[START OF PAGE EXCERPT]

One challenge the initiative is trying to address is administration of Constituency Development Fund (CDF) in Ntchisi and Rumphi. This has proved to be thorny between councillors and parliamentarians. In contrast, in areas where the relationship between a councillor and a parliamentarian is cordial, development projects are going on smoothly.

Traditional Authority (T/A) Mwamlowe, for example, says Local Development and District Development funds (LDF/DDF) are working well. But he says they have problems with CDF.

“This is because this fund is under the mandate of the parliamentarian. As such, village development and area development committees (VDC/ ADC) are not consulted on design and implementation of the projects. The committee is for the party only and not the area, so they just go and buy materials without consulting us,” T/A Mwamlowe says.

Director of Planning and Development at Rumphi District Council Frank Mkandawire agrees with Mwamlowe that CDF management has been a bit problematic, especially from the identification and then through to the implementation of the projects. VDCs and ADCs are not having full participation in the projects.

“As a council, we noted there were problems of monitoring, hence compromising the quality of the works of CDF resources. This time around, we have put in remedial measure to avoid the problems we had last time. No project will be implemented if the CDF form is not endorsed by the VDC and ADC and put aside five percent of the CDF to be used for monitoring to ensure quality of the works,” Mkandawire says.

[END OF PAGE EXCERPT]

• WHAT TO WORK ON:
a) In the passage on the Constituency Development Fund, what share of the fund does Rumphi District Council now set aside for monitoring?
b) Carry on the passage on the Constituency Development Fund, starting right after its final sentence.

[START OF GIVEN ENTRIES]

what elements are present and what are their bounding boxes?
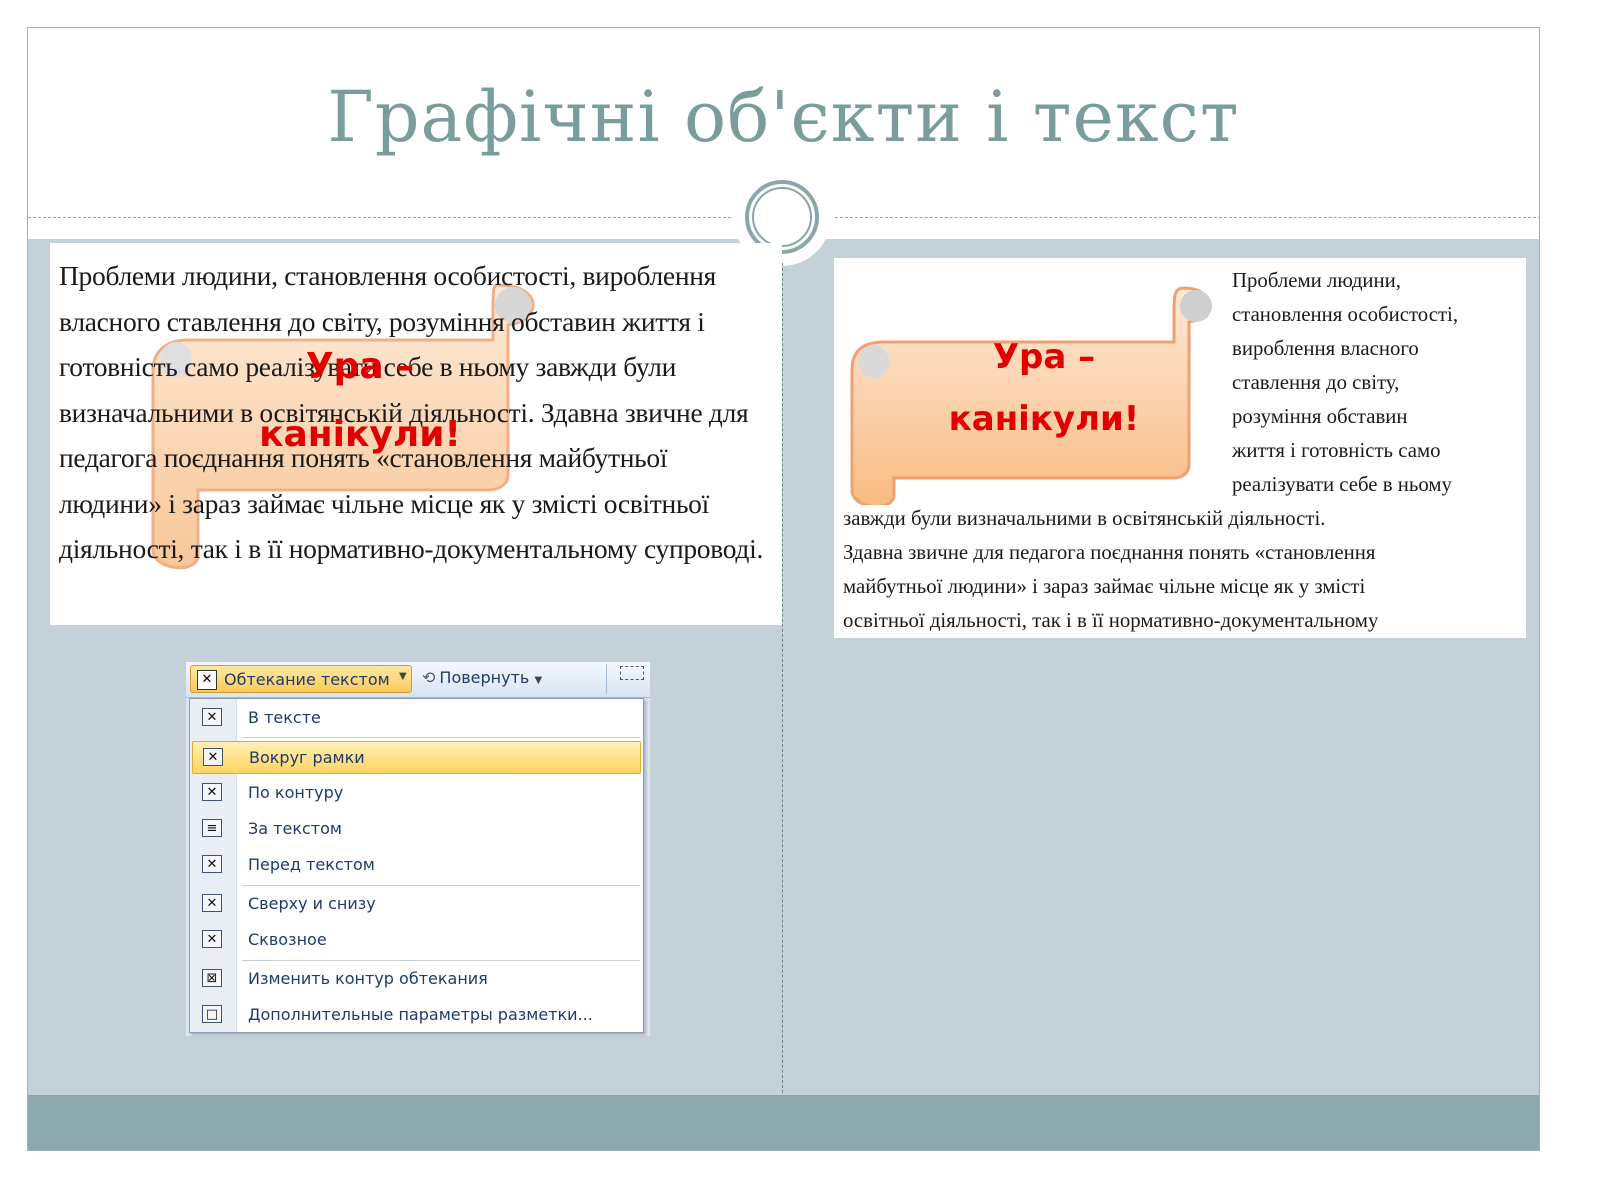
text-wrapping-dropdown: ✕ В тексте ✕ Вокруг рамки ✕ По контуру ≡… bbox=[189, 698, 644, 1033]
in-front-text-icon: ✕ bbox=[202, 855, 222, 873]
slide-footer-bar bbox=[28, 1095, 1539, 1150]
inline-wrap-icon: ✕ bbox=[202, 708, 222, 726]
arrange-dialog-launcher-icon[interactable] bbox=[620, 666, 644, 680]
banner-line-1: Ура – bbox=[305, 346, 415, 387]
menu-item-edit-wrap-points[interactable]: ⊠ Изменить контур обтекания bbox=[192, 963, 641, 996]
text-wrapping-button[interactable]: ✕ Обтекание текстом ▼ bbox=[190, 665, 412, 693]
layout-options-icon: □ bbox=[202, 1005, 222, 1023]
menu-separator bbox=[242, 885, 640, 886]
tight-wrap-icon: ✕ bbox=[202, 783, 222, 801]
wrapped-line: ставлення до світу, bbox=[1232, 371, 1400, 394]
wrapped-line: вироблення власного bbox=[1232, 337, 1419, 360]
text-line: Здавна звичне для педагога поєднання пон… bbox=[843, 541, 1376, 564]
menu-item-label: Дополнительные параметры разметки... bbox=[248, 1005, 593, 1024]
wrapped-line: розуміння обставин bbox=[1232, 405, 1408, 428]
banner-line-2: канікули! bbox=[948, 399, 1140, 439]
chevron-down-icon: ▼ bbox=[399, 671, 407, 682]
slide-title: Графічні об'єкти і текст bbox=[327, 76, 1240, 158]
menu-item-more-layout-options[interactable]: □ Дополнительные параметры разметки... bbox=[192, 999, 641, 1032]
menu-item-top-and-bottom[interactable]: ✕ Сверху и снизу bbox=[192, 888, 641, 921]
menu-item-square[interactable]: ✕ Вокруг рамки bbox=[192, 741, 641, 774]
ribbon-separator bbox=[606, 664, 607, 694]
title-ornament-ring bbox=[752, 187, 812, 247]
chevron-down-icon: ▼ bbox=[534, 675, 543, 686]
rotate-label: Повернуть bbox=[439, 668, 530, 687]
rotate-icon: ⟲ bbox=[422, 668, 436, 687]
text-line: майбутньої людини» і зараз займає чільне… bbox=[843, 575, 1366, 598]
menu-item-through[interactable]: ✕ Сквозное bbox=[192, 924, 641, 957]
menu-item-inline[interactable]: ✕ В тексте bbox=[192, 702, 641, 735]
menu-item-tight[interactable]: ✕ По контуру bbox=[192, 777, 641, 810]
menu-item-label: Сквозное bbox=[248, 930, 327, 949]
left-document-example: Ура – канікули! Проблеми людини, становл… bbox=[50, 243, 782, 625]
wrapped-line: становлення особистості, bbox=[1232, 303, 1459, 326]
banner-text-right: Ура – канікули! bbox=[884, 326, 1204, 450]
right-document-example: Ура – канікули! Проблеми людини, становл… bbox=[834, 258, 1526, 638]
banner-text-left: Ура – канікули! bbox=[170, 333, 550, 469]
column-divider bbox=[782, 263, 783, 1123]
ribbon-toolbar: ✕ Обтекание текстом ▼ ⟲ Повернуть ▼ bbox=[186, 662, 650, 698]
menu-separator bbox=[242, 737, 640, 738]
right-full-width-text: завжди були визначальними в освітянській… bbox=[843, 502, 1523, 638]
menu-item-label: За текстом bbox=[248, 819, 342, 838]
header-divider-left bbox=[28, 217, 731, 218]
menu-item-label: Вокруг рамки bbox=[249, 748, 365, 767]
text-line: освітньої діяльності, так і в її нормати… bbox=[843, 609, 1379, 632]
text-wrapping-icon: ✕ bbox=[197, 670, 217, 690]
text-wrapping-label: Обтекание текстом bbox=[224, 670, 390, 689]
wrapped-line: Проблеми людини, bbox=[1232, 269, 1402, 292]
menu-item-label: В тексте bbox=[248, 708, 321, 727]
wrapped-line: життя і готовність само bbox=[1232, 439, 1441, 462]
menu-separator bbox=[242, 960, 640, 961]
right-wrapped-text: Проблеми людини, становлення особистості… bbox=[1232, 264, 1522, 502]
header-divider-right bbox=[835, 217, 1539, 218]
rotate-button[interactable]: ⟲ Повернуть ▼ bbox=[422, 668, 542, 687]
menu-item-label: По контуру bbox=[248, 783, 344, 802]
edit-wrap-points-icon: ⊠ bbox=[202, 969, 222, 987]
menu-item-in-front-of-text[interactable]: ✕ Перед текстом bbox=[192, 849, 641, 882]
top-bottom-wrap-icon: ✕ bbox=[202, 894, 222, 912]
banner-line-2: канікули! bbox=[259, 414, 461, 455]
through-wrap-icon: ✕ bbox=[202, 930, 222, 948]
banner-line-1: Ура – bbox=[992, 337, 1096, 377]
menu-item-label: Сверху и снизу bbox=[248, 894, 376, 913]
behind-text-icon: ≡ bbox=[202, 819, 222, 837]
wrapped-line: реалізувати себе в ньому bbox=[1232, 473, 1452, 496]
menu-item-label: Изменить контур обтекания bbox=[248, 969, 488, 988]
square-wrap-icon: ✕ bbox=[203, 748, 223, 766]
slide: Графічні об'єкти і текст Ура – канікули!… bbox=[27, 27, 1540, 1151]
text-wrapping-menu-screenshot: ✕ Обтекание текстом ▼ ⟲ Повернуть ▼ ✕ В т… bbox=[186, 662, 650, 1036]
text-line: завжди були визначальними в освітянській… bbox=[843, 507, 1326, 530]
menu-item-behind-text[interactable]: ≡ За текстом bbox=[192, 813, 641, 846]
menu-item-label: Перед текстом bbox=[248, 855, 375, 874]
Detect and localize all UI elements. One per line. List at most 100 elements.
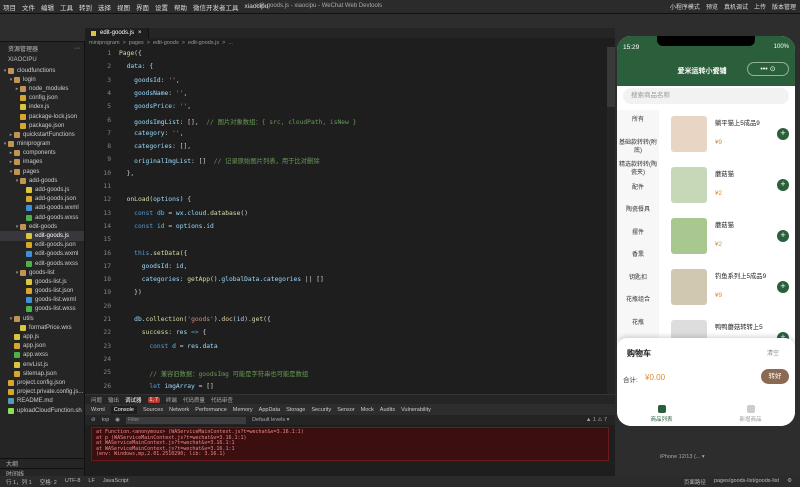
tree-item[interactable]: app.wxss: [0, 351, 84, 360]
tree-item[interactable]: ▸ components: [0, 149, 84, 158]
tree-item[interactable]: ▸ quickstartFunctions: [0, 130, 84, 139]
panel-tab[interactable]: 输出: [108, 396, 119, 404]
devtools-tab[interactable]: Performance: [195, 407, 227, 413]
tree-item[interactable]: goods-list.wxss: [0, 305, 84, 314]
capsule-menu[interactable]: ••• ⊙: [747, 62, 789, 76]
breadcrumb-part[interactable]: ...: [228, 40, 233, 46]
search-input[interactable]: 搜索商品名称: [623, 88, 789, 104]
context-select[interactable]: top: [102, 417, 110, 423]
breadcrumb-part[interactable]: miniprogram: [89, 40, 120, 46]
menu-item[interactable]: 微信开发者工具: [190, 2, 242, 12]
tab-goods-list[interactable]: 商品列表: [617, 402, 706, 426]
tree-item[interactable]: ▾ miniprogram: [0, 140, 84, 149]
menu-item[interactable]: 编辑: [38, 2, 57, 12]
status-item[interactable]: pages/goods-list/goods-list: [714, 478, 779, 486]
devtools-tab[interactable]: Memory: [233, 407, 253, 413]
close-icon[interactable]: ×: [138, 30, 142, 36]
tree-item[interactable]: ▾ goods-list: [0, 268, 84, 277]
tree-item[interactable]: formatPrice.wxs: [0, 323, 84, 332]
category-item[interactable]: 钥匙扣: [619, 274, 657, 282]
category-item[interactable]: 精选款转转(陶瓷夹): [619, 161, 657, 177]
tree-item[interactable]: edit-goods.wxss: [0, 259, 84, 268]
tree-item[interactable]: goods-list.wxml: [0, 296, 84, 305]
breadcrumb-part[interactable]: >: [222, 40, 225, 46]
breadcrumb-part[interactable]: >: [147, 40, 150, 46]
console-filter-input[interactable]: Filter: [126, 416, 247, 424]
menu-item[interactable]: 工具: [57, 2, 76, 12]
status-item[interactable]: 行 1，列 1: [6, 478, 32, 486]
category-item[interactable]: 基础款转转(附底): [619, 139, 657, 155]
tree-item[interactable]: edit-goods.wxml: [0, 250, 84, 259]
tree-item[interactable]: add-goods.wxss: [0, 213, 84, 222]
tree-item[interactable]: ▾ login: [0, 75, 84, 84]
tree-item[interactable]: add-goods.json: [0, 195, 84, 204]
toolbar-action[interactable]: 预览: [706, 2, 718, 11]
tree-item[interactable]: README.md: [0, 397, 84, 406]
tree-item[interactable]: app.json: [0, 342, 84, 351]
project-header[interactable]: XIAOCIPU: [0, 54, 84, 66]
menu-item[interactable]: 项目: [0, 2, 19, 12]
devtools-tab[interactable]: AppData: [259, 407, 280, 413]
code-area[interactable]: 1 Page({2 data: {3 goodsId: '', 4 goodsNam…: [85, 47, 615, 394]
devtools-tab[interactable]: Wxml: [91, 407, 105, 413]
eye-icon[interactable]: ◉: [115, 417, 120, 423]
category-item[interactable]: 花瓶组合: [619, 296, 657, 304]
tab-add-goods[interactable]: 新增商品: [706, 402, 795, 426]
devtools-tab[interactable]: Sensor: [337, 407, 354, 413]
tree-item[interactable]: uploadCloudFunction.sh: [0, 406, 84, 415]
tree-item[interactable]: ▾ edit-goods: [0, 222, 84, 231]
tree-item[interactable]: package-lock.json: [0, 112, 84, 121]
tree-item[interactable]: package.json: [0, 121, 84, 130]
goods-card[interactable]: 蘑菇猫 ¥2 +: [663, 218, 793, 262]
status-item[interactable]: ⚙: [787, 478, 792, 486]
panel-tab[interactable]: 调试器: [125, 396, 142, 404]
tree-item[interactable]: project.private.config.js...: [0, 388, 84, 397]
tree-item[interactable]: ▾ add-goods: [0, 176, 84, 185]
editor-scrollbar[interactable]: [607, 47, 615, 394]
scrollbar-thumb[interactable]: [607, 47, 615, 107]
panel-tab[interactable]: 问题: [91, 396, 102, 404]
devtools-tab[interactable]: Console: [110, 405, 137, 414]
toolbar-action[interactable]: 版本管理: [772, 2, 796, 11]
device-select[interactable]: iPhone 12/13 (... ▾: [660, 454, 705, 460]
add-to-cart-button[interactable]: +: [777, 281, 789, 293]
tree-item[interactable]: edit-goods.js: [0, 231, 84, 241]
menu-item[interactable]: 视图: [114, 2, 133, 12]
devtools-tab[interactable]: Storage: [286, 407, 305, 413]
breadcrumb-part[interactable]: edit-goods.js: [188, 40, 219, 46]
status-item[interactable]: UTF-8: [65, 478, 81, 486]
devtools-tab[interactable]: Sources: [143, 407, 163, 413]
toolbar-action[interactable]: 上传: [754, 2, 766, 11]
checkout-button[interactable]: 转好: [761, 369, 789, 384]
category-item[interactable]: 花瓶: [619, 319, 657, 327]
breadcrumb-part[interactable]: edit-goods: [153, 40, 179, 46]
category-item[interactable]: 陶瓷餐具: [619, 206, 657, 214]
tree-item[interactable]: config.json: [0, 94, 84, 103]
goods-card[interactable]: 蘑菇猫 ¥2 +: [663, 167, 793, 211]
panel-tab[interactable]: 代码质量: [183, 396, 205, 404]
goods-card[interactable]: 躺平猫上5成品9 ¥9 +: [663, 116, 793, 160]
panel-tab[interactable]: 代码审查: [211, 396, 233, 404]
tree-item[interactable]: envList.js: [0, 360, 84, 369]
tree-item[interactable]: goods-list.js: [0, 277, 84, 286]
breadcrumb-part[interactable]: >: [123, 40, 126, 46]
devtools-tab[interactable]: Audits: [380, 407, 395, 413]
add-to-cart-button[interactable]: +: [777, 230, 789, 242]
toolbar-action[interactable]: 小程序模式: [670, 2, 700, 11]
devtools-tab[interactable]: Mock: [361, 407, 374, 413]
menu-item[interactable]: 文件: [19, 2, 38, 12]
tree-item[interactable]: app.js: [0, 332, 84, 341]
tree-item[interactable]: project.config.json: [0, 378, 84, 387]
status-item[interactable]: 空格: 2: [40, 478, 57, 486]
tree-item[interactable]: edit-goods.json: [0, 241, 84, 250]
devtools-tab[interactable]: Network: [169, 407, 189, 413]
menu-item[interactable]: 设置: [152, 2, 171, 12]
add-to-cart-button[interactable]: +: [777, 128, 789, 140]
category-item[interactable]: 配件: [619, 184, 657, 192]
outline-section[interactable]: 大纲: [0, 458, 85, 468]
add-to-cart-button[interactable]: +: [777, 179, 789, 191]
menu-item[interactable]: 界面: [133, 2, 152, 12]
status-item[interactable]: LF: [88, 478, 94, 486]
more-icon[interactable]: ⋯: [74, 45, 80, 52]
tree-item[interactable]: ▸ node_modules: [0, 84, 84, 93]
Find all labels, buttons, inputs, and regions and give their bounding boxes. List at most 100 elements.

[END OF GIVEN ENTRIES]

• RESULTS:
a) Five percent of the CDF.

b)
On land access and control among women, T/A Mwankhunikira of Rumphi says there is need to consider allocating land to women just like we do to sons. He says there is need for deliberate mechanisms in place to ensure equal distribution of land to children, adding with equality and equity coming into play, there is a need to ensure mass civic education.

“I took the initiative to share part of my personal estate to my sister who had come back to the village after end of marriage to allow her to farm on it, a thing my brother refused to do,” Mwankhunikira says when asked if anything is being done in his area on access to and control of land, especially among women.

In Paramount Chief Chikulamayembe’s area, culturally, land is shred among men.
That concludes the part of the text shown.